Exercise instructions: Collect every line of the records below that contains the word "Standfusses".

Data entries
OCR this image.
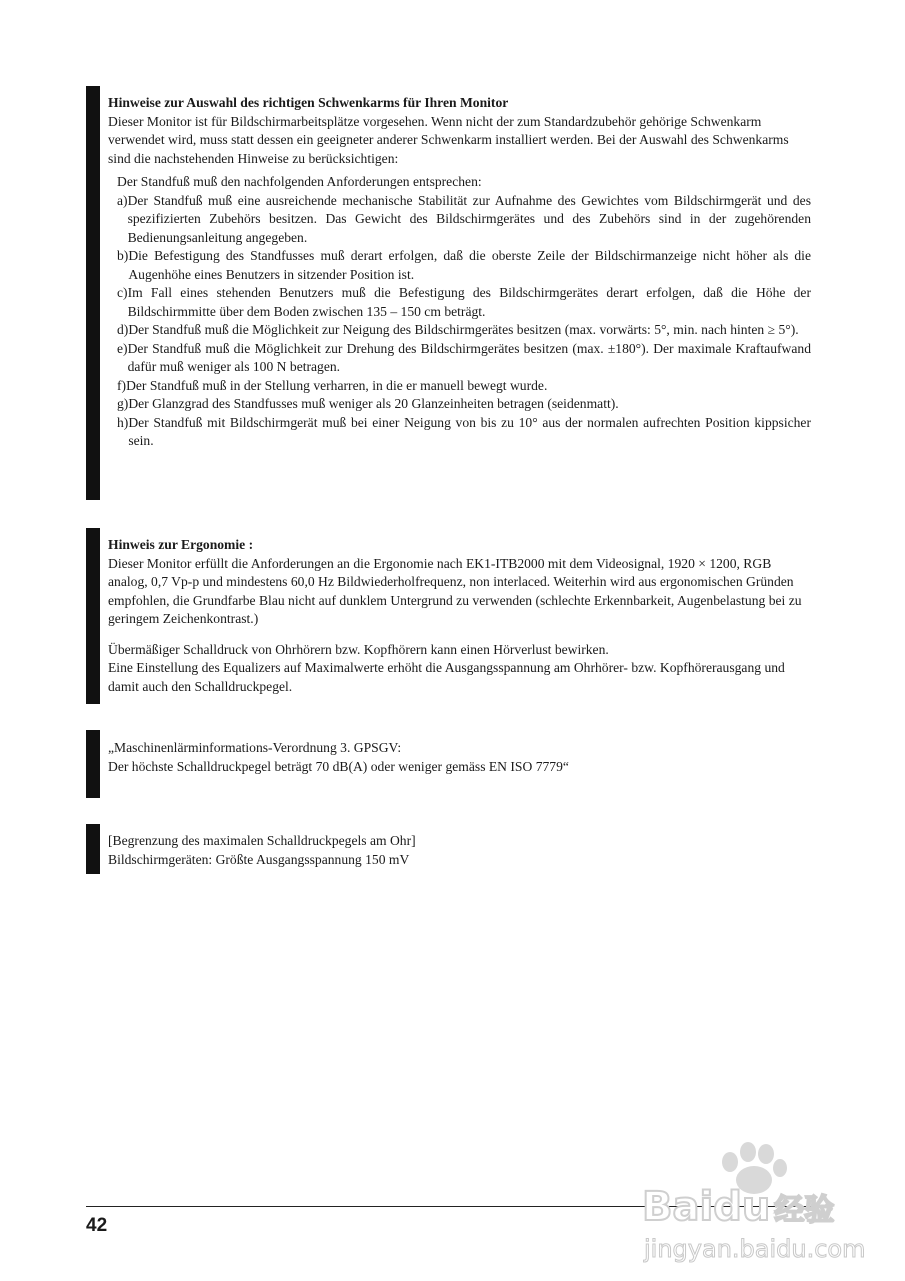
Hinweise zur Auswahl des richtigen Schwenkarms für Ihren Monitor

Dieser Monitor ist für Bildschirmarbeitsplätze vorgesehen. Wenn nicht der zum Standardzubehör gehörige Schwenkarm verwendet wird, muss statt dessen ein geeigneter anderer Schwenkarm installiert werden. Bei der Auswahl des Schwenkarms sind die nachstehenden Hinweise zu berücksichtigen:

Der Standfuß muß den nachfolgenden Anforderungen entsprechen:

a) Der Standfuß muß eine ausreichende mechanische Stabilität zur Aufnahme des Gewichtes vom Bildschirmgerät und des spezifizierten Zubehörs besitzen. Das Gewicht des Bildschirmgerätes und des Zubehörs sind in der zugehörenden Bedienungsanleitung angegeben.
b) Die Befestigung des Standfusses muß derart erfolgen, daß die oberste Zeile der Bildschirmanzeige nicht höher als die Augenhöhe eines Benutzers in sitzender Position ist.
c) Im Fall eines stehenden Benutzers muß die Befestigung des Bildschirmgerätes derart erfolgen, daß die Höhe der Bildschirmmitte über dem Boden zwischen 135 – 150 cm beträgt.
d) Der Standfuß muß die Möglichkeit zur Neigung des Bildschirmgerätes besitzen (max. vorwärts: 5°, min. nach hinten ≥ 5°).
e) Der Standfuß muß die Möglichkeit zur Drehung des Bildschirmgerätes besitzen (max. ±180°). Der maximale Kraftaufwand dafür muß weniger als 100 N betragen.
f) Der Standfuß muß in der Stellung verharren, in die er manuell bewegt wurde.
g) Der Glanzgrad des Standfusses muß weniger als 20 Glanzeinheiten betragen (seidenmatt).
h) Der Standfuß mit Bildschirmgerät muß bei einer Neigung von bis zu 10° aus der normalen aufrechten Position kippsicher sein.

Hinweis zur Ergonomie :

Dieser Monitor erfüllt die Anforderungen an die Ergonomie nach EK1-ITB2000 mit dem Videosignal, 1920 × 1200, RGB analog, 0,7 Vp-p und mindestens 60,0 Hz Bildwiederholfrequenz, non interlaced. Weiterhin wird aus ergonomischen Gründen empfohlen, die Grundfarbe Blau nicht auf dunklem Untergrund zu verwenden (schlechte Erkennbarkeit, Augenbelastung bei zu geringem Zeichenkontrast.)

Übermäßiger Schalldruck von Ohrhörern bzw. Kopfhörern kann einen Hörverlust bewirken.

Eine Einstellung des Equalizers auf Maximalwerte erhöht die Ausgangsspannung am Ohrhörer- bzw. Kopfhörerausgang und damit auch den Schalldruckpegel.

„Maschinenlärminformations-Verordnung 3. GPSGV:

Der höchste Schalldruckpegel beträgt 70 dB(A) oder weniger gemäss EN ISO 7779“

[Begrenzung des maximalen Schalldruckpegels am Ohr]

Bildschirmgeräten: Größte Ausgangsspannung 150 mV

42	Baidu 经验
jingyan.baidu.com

==

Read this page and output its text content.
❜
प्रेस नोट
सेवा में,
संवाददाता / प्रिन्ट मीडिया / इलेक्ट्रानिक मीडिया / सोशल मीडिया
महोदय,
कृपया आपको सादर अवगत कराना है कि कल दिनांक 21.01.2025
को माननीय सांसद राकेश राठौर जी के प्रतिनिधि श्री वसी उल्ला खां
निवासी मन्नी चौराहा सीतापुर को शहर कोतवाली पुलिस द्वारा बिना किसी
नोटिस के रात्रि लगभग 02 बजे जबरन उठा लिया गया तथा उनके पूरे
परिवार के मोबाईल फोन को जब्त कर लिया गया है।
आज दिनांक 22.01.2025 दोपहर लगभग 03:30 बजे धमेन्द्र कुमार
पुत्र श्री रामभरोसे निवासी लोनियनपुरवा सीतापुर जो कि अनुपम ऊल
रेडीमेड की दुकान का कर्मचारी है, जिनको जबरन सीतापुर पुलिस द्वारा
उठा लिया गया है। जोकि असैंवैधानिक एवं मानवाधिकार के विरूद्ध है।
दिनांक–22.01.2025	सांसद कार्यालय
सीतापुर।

Answer to the exercise:
b) Die Befestigung des Standfusses muß derart erfolgen, daß die oberste Zeile der Bildschirmanzeige nicht höher als die Augenhöhe eines Benutzers in sitzender Position ist.
g) Der Glanzgrad des Standfusses muß weniger als 20 Glanzeinheiten betragen (seidenmatt).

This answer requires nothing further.